__Dataset records__:
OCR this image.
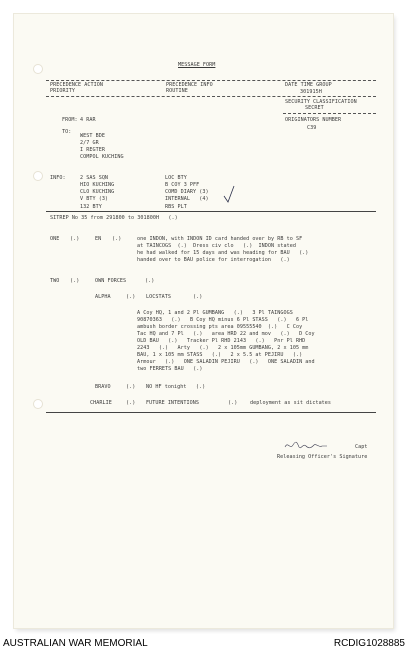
MESSAGE FORM
PRECEDENCE ACTION
PRIORITY
PRECEDENCE INFO
ROUTINE
DATE TIME GROUP
301915H
SECURITY CLASSIFICATION
SECRET
ORIGINATORS NUMBER
C39
FROM: 4 RAR
TO:
WEST BDE
2/7 GR
I REGTER
COMPOL KUCHING
INFO:	2 SAS SQN
HIO KUCHING
CLO KUCHING
V BTY (3)
132 BTY
LOC BTY
B COY 3 PFF
COMD DIARY (3)
INTERNAL   (4)
RBS PLT
SITREP No 35 from 291800 to 301800H   (.)
ONE (.)	EN (.)	one INDON, with INDON ID card handed over by RB to SF
at TAINCOGS  (.)  Dress civ clo   (.)  INDON stated
he had walked for 15 days and was heading for BAU   (.)
handed over to BAU police for interrogation   (.)
TWO (.)	OWN FORCES	(.)
ALPHA	(.) LOCSTATS	(.)
A Coy HQ, 1 and 2 Pl GUMBANG   (.)   3 Pl TAINGOGS
90870363   (.)   B Coy HQ minus 6 Pl STASS   (.)   6 Pl
ambush border crossing pts area 09555540  (.)   C Coy
Tac HQ and 7 Pl   (.)   area HRD 22 and mov   (.)   D Coy
OLD BAU   (.)   Tracker Pl RHD 2143   (.)   Pnr Pl RHD
2243   (.)   Arty   (.)   2 x 105mm GUMBANG, 2 x 105 mm
BAU, 1 x 105 mm STASS   (.)   2 x 5.5 at PEJIRU   (.)
Armour   (.)   ONE SALADIN PEJIRU   (.)   ONE SALADIN and
two FERRETS BAU   (.)
BRAVO	(.) NO HF tonight   (.)
CHARLIE	(.) FUTURE INTENTIONS	(.) deployment as sit dictates
Capt
Releasing Officer's Signature
AUSTRALIAN WAR MEMORIAL	RCDIG1028885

__Instructions to follow__: Count each line where the string "over" occurs, and write only the number.

__Task result__: 2